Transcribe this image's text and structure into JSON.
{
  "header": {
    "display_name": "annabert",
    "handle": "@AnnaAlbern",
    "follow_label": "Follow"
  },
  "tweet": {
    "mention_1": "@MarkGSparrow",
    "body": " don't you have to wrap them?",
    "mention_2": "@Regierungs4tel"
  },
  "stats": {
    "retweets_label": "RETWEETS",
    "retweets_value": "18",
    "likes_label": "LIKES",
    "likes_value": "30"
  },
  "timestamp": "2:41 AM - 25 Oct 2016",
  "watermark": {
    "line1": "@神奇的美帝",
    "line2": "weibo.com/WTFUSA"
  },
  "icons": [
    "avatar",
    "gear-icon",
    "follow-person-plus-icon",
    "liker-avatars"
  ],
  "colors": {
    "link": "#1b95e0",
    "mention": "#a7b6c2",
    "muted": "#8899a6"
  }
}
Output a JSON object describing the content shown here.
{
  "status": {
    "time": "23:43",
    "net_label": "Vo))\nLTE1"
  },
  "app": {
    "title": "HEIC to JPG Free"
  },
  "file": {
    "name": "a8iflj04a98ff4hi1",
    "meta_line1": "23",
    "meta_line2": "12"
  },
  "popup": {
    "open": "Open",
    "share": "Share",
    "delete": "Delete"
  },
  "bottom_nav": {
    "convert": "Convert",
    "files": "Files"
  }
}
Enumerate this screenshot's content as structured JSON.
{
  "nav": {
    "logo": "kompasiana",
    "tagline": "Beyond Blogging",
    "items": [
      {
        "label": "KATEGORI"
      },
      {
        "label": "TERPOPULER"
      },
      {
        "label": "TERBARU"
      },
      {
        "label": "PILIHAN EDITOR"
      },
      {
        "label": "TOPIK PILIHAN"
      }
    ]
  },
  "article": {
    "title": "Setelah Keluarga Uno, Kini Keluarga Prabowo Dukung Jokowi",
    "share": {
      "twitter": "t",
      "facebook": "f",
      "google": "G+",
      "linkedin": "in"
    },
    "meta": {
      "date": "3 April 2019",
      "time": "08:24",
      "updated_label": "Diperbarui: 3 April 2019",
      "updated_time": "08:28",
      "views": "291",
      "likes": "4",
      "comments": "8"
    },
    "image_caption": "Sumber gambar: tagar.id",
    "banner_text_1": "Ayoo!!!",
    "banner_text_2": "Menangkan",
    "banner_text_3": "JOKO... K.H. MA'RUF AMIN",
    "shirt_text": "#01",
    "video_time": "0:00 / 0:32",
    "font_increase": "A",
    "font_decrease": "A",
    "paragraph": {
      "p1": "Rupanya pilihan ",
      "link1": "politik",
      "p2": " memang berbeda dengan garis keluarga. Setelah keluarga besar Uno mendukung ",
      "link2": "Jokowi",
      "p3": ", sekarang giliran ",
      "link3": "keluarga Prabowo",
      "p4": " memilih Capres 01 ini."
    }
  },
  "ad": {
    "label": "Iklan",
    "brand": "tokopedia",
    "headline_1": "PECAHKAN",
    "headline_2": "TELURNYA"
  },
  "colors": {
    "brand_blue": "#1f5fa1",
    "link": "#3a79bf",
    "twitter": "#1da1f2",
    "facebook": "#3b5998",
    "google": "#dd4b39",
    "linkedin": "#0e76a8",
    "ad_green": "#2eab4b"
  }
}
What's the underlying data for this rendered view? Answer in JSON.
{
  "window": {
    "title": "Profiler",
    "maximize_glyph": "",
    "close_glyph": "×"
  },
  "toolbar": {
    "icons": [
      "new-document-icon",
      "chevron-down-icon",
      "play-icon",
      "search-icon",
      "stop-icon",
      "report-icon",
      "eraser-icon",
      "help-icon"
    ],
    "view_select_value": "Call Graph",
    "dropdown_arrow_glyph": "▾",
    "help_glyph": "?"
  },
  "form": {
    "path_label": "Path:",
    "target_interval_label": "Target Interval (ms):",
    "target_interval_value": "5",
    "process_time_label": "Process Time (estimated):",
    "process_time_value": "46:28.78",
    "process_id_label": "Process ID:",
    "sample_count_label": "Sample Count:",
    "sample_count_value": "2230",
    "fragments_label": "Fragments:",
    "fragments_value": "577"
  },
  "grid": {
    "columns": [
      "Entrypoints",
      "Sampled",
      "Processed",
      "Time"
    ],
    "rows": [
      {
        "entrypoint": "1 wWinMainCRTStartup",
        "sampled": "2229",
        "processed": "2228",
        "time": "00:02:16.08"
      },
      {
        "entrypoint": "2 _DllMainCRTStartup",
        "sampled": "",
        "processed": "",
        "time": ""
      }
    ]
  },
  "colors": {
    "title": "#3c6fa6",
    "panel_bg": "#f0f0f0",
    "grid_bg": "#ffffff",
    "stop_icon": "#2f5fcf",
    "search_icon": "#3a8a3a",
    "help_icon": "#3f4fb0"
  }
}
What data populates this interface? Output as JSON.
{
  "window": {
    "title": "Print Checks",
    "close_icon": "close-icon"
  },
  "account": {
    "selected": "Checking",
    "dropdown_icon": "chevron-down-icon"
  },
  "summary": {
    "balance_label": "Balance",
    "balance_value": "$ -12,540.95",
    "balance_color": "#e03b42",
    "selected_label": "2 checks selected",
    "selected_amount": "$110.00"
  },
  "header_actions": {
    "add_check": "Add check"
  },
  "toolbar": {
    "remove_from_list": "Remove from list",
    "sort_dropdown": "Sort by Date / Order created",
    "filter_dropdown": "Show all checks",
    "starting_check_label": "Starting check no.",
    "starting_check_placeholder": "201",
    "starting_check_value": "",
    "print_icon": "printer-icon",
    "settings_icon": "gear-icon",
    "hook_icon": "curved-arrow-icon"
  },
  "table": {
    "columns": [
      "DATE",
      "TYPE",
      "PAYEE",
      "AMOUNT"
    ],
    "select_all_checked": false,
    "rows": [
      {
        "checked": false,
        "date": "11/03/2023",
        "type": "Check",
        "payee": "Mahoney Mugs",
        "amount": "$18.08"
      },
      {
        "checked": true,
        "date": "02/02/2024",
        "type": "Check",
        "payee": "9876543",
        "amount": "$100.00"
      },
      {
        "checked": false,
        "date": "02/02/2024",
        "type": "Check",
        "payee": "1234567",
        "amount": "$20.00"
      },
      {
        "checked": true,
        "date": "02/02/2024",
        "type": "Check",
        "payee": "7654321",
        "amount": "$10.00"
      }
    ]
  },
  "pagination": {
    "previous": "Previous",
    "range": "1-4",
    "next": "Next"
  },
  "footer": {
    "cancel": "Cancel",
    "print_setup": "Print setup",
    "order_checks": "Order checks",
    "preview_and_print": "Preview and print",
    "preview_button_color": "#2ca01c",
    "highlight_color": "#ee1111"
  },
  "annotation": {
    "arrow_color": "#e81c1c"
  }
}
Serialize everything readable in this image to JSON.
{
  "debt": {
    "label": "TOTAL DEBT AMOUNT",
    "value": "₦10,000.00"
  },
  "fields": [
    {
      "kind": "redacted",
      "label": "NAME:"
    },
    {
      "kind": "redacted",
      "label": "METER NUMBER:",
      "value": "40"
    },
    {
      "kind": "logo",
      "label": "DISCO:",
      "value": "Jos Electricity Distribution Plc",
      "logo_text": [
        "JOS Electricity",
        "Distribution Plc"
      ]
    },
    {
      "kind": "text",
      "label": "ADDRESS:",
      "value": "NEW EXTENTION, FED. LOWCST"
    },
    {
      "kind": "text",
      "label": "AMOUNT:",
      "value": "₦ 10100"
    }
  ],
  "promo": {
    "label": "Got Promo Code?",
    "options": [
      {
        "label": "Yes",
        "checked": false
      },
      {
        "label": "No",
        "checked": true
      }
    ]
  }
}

########################################

Work required: Using the material above, report each line where "data" occurs.

Answer to this exercise:
What's the underlying data for this rendered view? Answer in JSON.
What data populates this interface? Output as JSON.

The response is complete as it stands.